[SET PROBLEM]:
The records that follow need to be output exactly as they are.

[RECORDS]:
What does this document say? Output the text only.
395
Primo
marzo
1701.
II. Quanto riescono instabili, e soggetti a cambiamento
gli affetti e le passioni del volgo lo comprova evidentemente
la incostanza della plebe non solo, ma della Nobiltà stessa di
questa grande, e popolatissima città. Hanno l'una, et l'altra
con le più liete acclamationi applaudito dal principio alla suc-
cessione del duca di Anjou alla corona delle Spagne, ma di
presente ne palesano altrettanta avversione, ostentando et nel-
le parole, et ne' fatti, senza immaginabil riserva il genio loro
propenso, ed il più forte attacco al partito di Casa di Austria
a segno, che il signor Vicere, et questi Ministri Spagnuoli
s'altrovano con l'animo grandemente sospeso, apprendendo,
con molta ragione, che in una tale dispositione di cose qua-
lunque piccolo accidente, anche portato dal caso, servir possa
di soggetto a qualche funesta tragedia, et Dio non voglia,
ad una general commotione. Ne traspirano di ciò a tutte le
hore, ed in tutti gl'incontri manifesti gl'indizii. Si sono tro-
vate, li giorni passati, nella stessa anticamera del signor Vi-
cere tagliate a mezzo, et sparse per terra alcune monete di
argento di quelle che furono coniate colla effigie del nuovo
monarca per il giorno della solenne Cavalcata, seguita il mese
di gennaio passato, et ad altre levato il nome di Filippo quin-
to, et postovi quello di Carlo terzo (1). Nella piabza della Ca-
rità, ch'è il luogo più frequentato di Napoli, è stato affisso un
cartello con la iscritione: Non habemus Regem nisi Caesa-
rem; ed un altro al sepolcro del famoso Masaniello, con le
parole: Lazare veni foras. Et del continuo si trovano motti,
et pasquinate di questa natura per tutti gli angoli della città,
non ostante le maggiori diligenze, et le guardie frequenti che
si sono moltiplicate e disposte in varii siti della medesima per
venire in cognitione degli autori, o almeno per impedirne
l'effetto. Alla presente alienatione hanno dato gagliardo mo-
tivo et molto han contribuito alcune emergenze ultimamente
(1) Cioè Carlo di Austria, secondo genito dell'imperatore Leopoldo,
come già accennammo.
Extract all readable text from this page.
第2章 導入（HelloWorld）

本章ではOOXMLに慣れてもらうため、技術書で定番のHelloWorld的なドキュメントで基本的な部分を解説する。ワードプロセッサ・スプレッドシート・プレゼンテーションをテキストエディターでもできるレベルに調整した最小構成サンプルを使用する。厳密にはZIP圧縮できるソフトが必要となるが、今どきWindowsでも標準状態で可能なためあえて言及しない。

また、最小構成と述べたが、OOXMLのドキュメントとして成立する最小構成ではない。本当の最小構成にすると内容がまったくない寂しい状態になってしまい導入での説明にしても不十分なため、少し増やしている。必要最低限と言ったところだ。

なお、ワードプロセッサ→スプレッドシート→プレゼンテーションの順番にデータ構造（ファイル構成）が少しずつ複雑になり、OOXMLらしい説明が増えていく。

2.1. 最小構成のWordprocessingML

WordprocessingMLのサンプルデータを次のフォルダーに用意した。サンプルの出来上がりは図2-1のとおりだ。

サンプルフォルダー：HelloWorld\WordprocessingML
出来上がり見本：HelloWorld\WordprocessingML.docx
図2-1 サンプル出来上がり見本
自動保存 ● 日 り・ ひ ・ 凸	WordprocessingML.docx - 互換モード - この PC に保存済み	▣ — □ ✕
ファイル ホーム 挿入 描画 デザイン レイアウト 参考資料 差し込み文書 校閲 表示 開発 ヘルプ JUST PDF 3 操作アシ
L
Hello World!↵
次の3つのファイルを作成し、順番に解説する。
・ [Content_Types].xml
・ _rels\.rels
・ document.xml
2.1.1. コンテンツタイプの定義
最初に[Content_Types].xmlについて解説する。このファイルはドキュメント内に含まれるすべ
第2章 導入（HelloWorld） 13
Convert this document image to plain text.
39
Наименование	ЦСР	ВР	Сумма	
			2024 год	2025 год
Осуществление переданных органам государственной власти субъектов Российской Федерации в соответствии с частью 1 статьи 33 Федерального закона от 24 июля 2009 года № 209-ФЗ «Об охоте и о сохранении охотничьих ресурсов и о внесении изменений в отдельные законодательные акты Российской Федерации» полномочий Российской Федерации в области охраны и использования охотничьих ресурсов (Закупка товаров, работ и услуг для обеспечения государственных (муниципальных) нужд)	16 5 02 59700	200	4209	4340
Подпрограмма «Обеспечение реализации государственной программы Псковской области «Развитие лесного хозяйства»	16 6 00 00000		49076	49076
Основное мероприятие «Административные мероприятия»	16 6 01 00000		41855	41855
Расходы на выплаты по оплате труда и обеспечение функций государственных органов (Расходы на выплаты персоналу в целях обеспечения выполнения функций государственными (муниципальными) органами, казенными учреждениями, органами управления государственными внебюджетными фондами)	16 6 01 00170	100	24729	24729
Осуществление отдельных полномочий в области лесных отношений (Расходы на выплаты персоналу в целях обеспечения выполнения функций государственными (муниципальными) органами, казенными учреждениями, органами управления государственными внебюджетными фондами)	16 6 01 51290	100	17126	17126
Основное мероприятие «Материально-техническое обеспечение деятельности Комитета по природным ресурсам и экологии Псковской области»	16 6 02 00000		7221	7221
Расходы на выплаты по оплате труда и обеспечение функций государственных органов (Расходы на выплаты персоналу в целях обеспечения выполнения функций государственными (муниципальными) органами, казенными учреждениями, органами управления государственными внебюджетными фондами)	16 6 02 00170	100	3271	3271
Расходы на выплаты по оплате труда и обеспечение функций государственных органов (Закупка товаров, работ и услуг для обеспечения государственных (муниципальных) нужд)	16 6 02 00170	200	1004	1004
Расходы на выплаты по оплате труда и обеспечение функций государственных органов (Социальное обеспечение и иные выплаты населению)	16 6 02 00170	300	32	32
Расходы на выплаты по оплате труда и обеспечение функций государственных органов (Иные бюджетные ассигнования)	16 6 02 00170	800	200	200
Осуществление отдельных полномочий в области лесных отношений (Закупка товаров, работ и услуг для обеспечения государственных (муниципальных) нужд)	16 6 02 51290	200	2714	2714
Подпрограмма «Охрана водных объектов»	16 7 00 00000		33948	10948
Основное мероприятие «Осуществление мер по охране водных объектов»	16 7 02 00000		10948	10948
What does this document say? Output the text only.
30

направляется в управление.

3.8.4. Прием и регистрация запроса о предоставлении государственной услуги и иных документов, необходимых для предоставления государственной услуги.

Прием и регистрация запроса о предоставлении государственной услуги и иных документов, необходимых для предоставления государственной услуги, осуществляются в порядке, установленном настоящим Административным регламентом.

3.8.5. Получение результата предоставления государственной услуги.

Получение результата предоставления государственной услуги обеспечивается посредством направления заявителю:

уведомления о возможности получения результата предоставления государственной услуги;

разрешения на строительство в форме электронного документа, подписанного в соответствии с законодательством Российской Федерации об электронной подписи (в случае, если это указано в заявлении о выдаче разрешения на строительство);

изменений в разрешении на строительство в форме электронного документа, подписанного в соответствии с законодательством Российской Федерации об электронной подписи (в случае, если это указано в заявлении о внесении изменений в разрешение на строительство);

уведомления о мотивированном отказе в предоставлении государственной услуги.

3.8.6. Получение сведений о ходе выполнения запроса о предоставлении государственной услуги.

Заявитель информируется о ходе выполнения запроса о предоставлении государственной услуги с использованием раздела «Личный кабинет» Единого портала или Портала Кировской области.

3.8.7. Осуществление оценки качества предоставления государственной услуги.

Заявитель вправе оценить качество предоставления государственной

[PROBLEM SOLUTION]:
What does this document say? Output the text only.
395
Primo
marzo
1701.
II. Quanto riescono instabili, e soggetti a cambiamento
gli affetti e le passioni del volgo lo comprova evidentemente
la incostanza della plebe non solo, ma della Nobiltà stessa di
questa grande, e popolatissima città. Hanno l'una, et l'altra
con le più liete acclamationi applaudito dal principio alla suc-
cessione del duca di Anjou alla corona delle Spagne, ma di
presente ne palesano altrettanta avversione, ostentando et nel-
le parole, et ne' fatti, senza immaginabil riserva il genio loro
propenso, ed il più forte attacco al partito di Casa di Austria
a segno, che il signor Vicere, et questi Ministri Spagnuoli
s'altrovano con l'animo grandemente sospeso, apprendendo,
con molta ragione, che in una tale dispositione di cose qua-
lunque piccolo accidente, anche portato dal caso, servir possa
di soggetto a qualche funesta tragedia, et Dio non voglia,
ad una general commotione. Ne traspirano di ciò a tutte le
hore, ed in tutti gl'incontri manifesti gl'indizii. Si sono tro-
vate, li giorni passati, nella stessa anticamera del signor Vi-
cere tagliate a mezzo, et sparse per terra alcune monete di
argento di quelle che furono coniate colla effigie del nuovo
monarca per il giorno della solenne Cavalcata, seguita il mese
di gennaio passato, et ad altre levato il nome di Filippo quin-
to, et postovi quello di Carlo terzo (1). Nella piabza della Ca-
rità, ch'è il luogo più frequentato di Napoli, è stato affisso un
cartello con la iscritione: Non habemus Regem nisi Caesa-
rem; ed un altro al sepolcro del famoso Masaniello, con le
parole: Lazare veni foras. Et del continuo si trovano motti,
et pasquinate di questa natura per tutti gli angoli della città,
non ostante le maggiori diligenze, et le guardie frequenti che
si sono moltiplicate e disposte in varii siti della medesima per
venire in cognitione degli autori, o almeno per impedirne
l'effetto. Alla presente alienatione hanno dato gagliardo mo-
tivo et molto han contribuito alcune emergenze ultimamente
(1) Cioè Carlo di Austria, secondo genito dell'imperatore Leopoldo,
come già accennammo.
Extract all readable text from this page.
第2章 導入（HelloWorld）

本章ではOOXMLに慣れてもらうため、技術書で定番のHelloWorld的なドキュメントで基本的な部分を解説する。ワードプロセッサ・スプレッドシート・プレゼンテーションをテキストエディターでもできるレベルに調整した最小構成サンプルを使用する。厳密にはZIP圧縮できるソフトが必要となるが、今どきWindowsでも標準状態で可能なためあえて言及しない。

また、最小構成と述べたが、OOXMLのドキュメントとして成立する最小構成ではない。本当の最小構成にすると内容がまったくない寂しい状態になってしまい導入での説明にしても不十分なため、少し増やしている。必要最低限と言ったところだ。

なお、ワードプロセッサ→スプレッドシート→プレゼンテーションの順番にデータ構造（ファイル構成）が少しずつ複雑になり、OOXMLらしい説明が増えていく。

2.1. 最小構成のWordprocessingML

WordprocessingMLのサンプルデータを次のフォルダーに用意した。サンプルの出来上がりは図2-1のとおりだ。

サンプルフォルダー：HelloWorld\WordprocessingML
出来上がり見本：HelloWorld\WordprocessingML.docx
図2-1 サンプル出来上がり見本
自動保存 ● 日 り・ ひ ・ 凸	WordprocessingML.docx - 互換モード - この PC に保存済み	▣ — □ ✕
ファイル ホーム 挿入 描画 デザイン レイアウト 参考資料 差し込み文書 校閲 表示 開発 ヘルプ JUST PDF 3 操作アシ
L
Hello World!↵
次の3つのファイルを作成し、順番に解説する。
・ [Content_Types].xml
・ _rels\.rels
・ document.xml
2.1.1. コンテンツタイプの定義
最初に[Content_Types].xmlについて解説する。このファイルはドキュメント内に含まれるすべ
第2章 導入（HelloWorld） 13
Convert this document image to plain text.
39
Наименование	ЦСР	ВР	Сумма	
			2024 год	2025 год
Осуществление переданных органам государственной власти субъектов Российской Федерации в соответствии с частью 1 статьи 33 Федерального закона от 24 июля 2009 года № 209-ФЗ «Об охоте и о сохранении охотничьих ресурсов и о внесении изменений в отдельные законодательные акты Российской Федерации» полномочий Российской Федерации в области охраны и использования охотничьих ресурсов (Закупка товаров, работ и услуг для обеспечения государственных (муниципальных) нужд)	16 5 02 59700	200	4209	4340
Подпрограмма «Обеспечение реализации государственной программы Псковской области «Развитие лесного хозяйства»	16 6 00 00000		49076	49076
Основное мероприятие «Административные мероприятия»	16 6 01 00000		41855	41855
Расходы на выплаты по оплате труда и обеспечение функций государственных органов (Расходы на выплаты персоналу в целях обеспечения выполнения функций государственными (муниципальными) органами, казенными учреждениями, органами управления государственными внебюджетными фондами)	16 6 01 00170	100	24729	24729
Осуществление отдельных полномочий в области лесных отношений (Расходы на выплаты персоналу в целях обеспечения выполнения функций государственными (муниципальными) органами, казенными учреждениями, органами управления государственными внебюджетными фондами)	16 6 01 51290	100	17126	17126
Основное мероприятие «Материально-техническое обеспечение деятельности Комитета по природным ресурсам и экологии Псковской области»	16 6 02 00000		7221	7221
Расходы на выплаты по оплате труда и обеспечение функций государственных органов (Расходы на выплаты персоналу в целях обеспечения выполнения функций государственными (муниципальными) органами, казенными учреждениями, органами управления государственными внебюджетными фондами)	16 6 02 00170	100	3271	3271
Расходы на выплаты по оплате труда и обеспечение функций государственных органов (Закупка товаров, работ и услуг для обеспечения государственных (муниципальных) нужд)	16 6 02 00170	200	1004	1004
Расходы на выплаты по оплате труда и обеспечение функций государственных органов (Социальное обеспечение и иные выплаты населению)	16 6 02 00170	300	32	32
Расходы на выплаты по оплате труда и обеспечение функций государственных органов (Иные бюджетные ассигнования)	16 6 02 00170	800	200	200
Осуществление отдельных полномочий в области лесных отношений (Закупка товаров, работ и услуг для обеспечения государственных (муниципальных) нужд)	16 6 02 51290	200	2714	2714
Подпрограмма «Охрана водных объектов»	16 7 00 00000		33948	10948
Основное мероприятие «Осуществление мер по охране водных объектов»	16 7 02 00000		10948	10948
What does this document say? Output the text only.
30

направляется в управление.

3.8.4. Прием и регистрация запроса о предоставлении государственной услуги и иных документов, необходимых для предоставления государственной услуги.

Прием и регистрация запроса о предоставлении государственной услуги и иных документов, необходимых для предоставления государственной услуги, осуществляются в порядке, установленном настоящим Административным регламентом.

3.8.5. Получение результата предоставления государственной услуги.

Получение результата предоставления государственной услуги обеспечивается посредством направления заявителю:

уведомления о возможности получения результата предоставления государственной услуги;

разрешения на строительство в форме электронного документа, подписанного в соответствии с законодательством Российской Федерации об электронной подписи (в случае, если это указано в заявлении о выдаче разрешения на строительство);

изменений в разрешении на строительство в форме электронного документа, подписанного в соответствии с законодательством Российской Федерации об электронной подписи (в случае, если это указано в заявлении о внесении изменений в разрешение на строительство);

уведомления о мотивированном отказе в предоставлении государственной услуги.

3.8.6. Получение сведений о ходе выполнения запроса о предоставлении государственной услуги.

Заявитель информируется о ходе выполнения запроса о предоставлении государственной услуги с использованием раздела «Личный кабинет» Единого портала или Портала Кировской области.

3.8.7. Осуществление оценки качества предоставления государственной услуги.

Заявитель вправе оценить качество предоставления государственной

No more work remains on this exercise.